Written request | Return all lines with the word "title" in them.

Figure content listings |
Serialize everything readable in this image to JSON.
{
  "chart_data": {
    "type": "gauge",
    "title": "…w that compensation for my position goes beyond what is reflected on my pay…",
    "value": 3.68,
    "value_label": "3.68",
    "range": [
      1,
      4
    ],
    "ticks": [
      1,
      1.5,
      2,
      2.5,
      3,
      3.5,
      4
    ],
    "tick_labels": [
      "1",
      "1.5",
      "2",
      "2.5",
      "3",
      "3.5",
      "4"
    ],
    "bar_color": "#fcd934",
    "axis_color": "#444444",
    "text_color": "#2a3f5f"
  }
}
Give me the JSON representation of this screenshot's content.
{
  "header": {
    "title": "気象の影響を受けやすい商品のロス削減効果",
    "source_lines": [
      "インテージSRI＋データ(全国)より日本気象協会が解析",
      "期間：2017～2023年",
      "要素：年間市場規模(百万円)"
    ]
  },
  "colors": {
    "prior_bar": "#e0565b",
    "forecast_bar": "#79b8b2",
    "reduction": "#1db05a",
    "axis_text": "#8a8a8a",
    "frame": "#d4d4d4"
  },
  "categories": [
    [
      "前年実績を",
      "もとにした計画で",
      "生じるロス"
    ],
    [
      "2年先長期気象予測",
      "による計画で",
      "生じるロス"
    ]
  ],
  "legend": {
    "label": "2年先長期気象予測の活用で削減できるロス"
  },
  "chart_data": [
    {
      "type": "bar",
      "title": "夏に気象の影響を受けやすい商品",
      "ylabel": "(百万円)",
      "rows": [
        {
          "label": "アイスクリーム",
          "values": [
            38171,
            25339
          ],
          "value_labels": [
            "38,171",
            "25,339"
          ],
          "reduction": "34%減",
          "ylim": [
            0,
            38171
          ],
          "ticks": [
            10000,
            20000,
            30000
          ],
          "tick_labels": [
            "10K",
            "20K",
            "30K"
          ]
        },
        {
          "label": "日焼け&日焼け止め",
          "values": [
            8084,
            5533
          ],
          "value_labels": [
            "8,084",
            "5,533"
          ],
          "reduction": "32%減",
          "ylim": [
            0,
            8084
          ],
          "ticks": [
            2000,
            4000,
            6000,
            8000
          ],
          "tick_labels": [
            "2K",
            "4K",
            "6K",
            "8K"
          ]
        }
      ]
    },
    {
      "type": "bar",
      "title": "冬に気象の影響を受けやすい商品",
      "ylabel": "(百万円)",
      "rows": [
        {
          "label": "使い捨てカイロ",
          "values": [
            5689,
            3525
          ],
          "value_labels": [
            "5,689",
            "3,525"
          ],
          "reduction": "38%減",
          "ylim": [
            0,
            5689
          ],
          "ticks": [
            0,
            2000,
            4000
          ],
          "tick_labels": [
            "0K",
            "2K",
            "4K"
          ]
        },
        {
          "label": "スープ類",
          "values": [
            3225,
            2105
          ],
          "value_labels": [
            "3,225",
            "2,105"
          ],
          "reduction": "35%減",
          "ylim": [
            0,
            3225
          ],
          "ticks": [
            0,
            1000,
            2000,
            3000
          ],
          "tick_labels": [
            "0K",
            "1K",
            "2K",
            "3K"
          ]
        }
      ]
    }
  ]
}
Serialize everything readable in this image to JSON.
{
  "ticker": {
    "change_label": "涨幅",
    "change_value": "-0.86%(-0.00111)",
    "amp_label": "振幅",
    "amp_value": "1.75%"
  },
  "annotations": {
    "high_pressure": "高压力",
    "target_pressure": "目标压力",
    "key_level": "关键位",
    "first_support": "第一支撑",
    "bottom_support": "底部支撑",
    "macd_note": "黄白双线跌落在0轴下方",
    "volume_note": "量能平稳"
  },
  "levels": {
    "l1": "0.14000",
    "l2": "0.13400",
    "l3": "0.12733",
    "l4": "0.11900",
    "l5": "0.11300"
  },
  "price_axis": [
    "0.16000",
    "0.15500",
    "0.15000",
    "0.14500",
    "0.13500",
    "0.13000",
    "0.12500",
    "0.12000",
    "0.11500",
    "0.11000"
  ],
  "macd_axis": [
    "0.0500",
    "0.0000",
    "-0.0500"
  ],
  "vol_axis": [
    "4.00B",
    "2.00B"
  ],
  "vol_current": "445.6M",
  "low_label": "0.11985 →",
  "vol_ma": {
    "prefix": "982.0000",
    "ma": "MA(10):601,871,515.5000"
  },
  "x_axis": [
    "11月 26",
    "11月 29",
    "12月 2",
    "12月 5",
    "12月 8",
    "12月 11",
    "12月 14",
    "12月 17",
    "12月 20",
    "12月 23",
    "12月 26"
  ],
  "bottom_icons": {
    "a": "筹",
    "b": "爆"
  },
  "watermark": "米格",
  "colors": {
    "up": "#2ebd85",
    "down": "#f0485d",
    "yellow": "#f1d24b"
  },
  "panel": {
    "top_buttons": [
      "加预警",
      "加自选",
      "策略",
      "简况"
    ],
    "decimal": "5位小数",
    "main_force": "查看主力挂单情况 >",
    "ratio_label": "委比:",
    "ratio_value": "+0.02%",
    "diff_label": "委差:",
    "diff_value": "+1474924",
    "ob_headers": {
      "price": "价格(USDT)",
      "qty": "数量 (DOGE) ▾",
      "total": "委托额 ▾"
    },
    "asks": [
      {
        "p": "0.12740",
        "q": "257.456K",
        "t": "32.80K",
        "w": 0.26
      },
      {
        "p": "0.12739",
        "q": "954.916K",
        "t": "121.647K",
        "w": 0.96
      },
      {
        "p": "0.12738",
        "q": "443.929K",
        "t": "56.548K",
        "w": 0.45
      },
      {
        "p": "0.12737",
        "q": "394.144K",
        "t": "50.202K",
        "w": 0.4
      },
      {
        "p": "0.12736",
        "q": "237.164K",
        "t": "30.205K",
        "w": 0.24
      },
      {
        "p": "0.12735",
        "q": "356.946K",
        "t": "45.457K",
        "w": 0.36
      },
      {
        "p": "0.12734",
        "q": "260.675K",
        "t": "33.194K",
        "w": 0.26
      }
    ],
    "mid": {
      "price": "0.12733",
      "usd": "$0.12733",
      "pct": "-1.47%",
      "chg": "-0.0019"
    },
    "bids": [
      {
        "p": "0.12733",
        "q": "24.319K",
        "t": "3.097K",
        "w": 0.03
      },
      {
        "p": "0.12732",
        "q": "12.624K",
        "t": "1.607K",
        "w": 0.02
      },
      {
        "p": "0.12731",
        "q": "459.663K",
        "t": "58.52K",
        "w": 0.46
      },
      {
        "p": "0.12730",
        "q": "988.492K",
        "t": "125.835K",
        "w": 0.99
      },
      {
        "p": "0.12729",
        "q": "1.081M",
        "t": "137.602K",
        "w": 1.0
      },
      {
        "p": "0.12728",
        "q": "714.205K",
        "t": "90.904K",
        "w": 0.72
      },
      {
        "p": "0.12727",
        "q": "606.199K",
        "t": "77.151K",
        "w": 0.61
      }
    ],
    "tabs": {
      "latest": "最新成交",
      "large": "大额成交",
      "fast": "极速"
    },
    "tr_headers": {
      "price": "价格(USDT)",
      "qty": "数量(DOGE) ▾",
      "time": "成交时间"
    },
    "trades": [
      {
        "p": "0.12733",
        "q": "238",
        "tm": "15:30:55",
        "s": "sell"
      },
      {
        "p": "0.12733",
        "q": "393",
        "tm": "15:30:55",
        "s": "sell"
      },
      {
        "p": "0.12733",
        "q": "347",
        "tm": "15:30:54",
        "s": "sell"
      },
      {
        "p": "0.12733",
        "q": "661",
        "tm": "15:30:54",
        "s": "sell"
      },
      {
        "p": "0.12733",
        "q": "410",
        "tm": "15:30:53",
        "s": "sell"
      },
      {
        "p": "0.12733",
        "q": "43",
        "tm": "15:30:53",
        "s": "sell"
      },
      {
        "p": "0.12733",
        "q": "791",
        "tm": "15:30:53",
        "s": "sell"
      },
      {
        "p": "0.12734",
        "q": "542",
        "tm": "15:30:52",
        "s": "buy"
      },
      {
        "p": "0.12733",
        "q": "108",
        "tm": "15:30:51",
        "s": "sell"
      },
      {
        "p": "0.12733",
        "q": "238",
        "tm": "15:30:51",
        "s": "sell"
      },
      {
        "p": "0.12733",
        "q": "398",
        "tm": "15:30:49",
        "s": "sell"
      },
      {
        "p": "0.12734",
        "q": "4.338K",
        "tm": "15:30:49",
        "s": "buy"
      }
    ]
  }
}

Worked solution |
    "title": "…w that compensation for my position goes beyond what is reflected on my pay…",
    "title": "気象の影響を受けやすい商品のロス削減効果",
      "title": "夏に気象の影響を受けやすい商品",
      "title": "冬に気象の影響を受けやすい商品",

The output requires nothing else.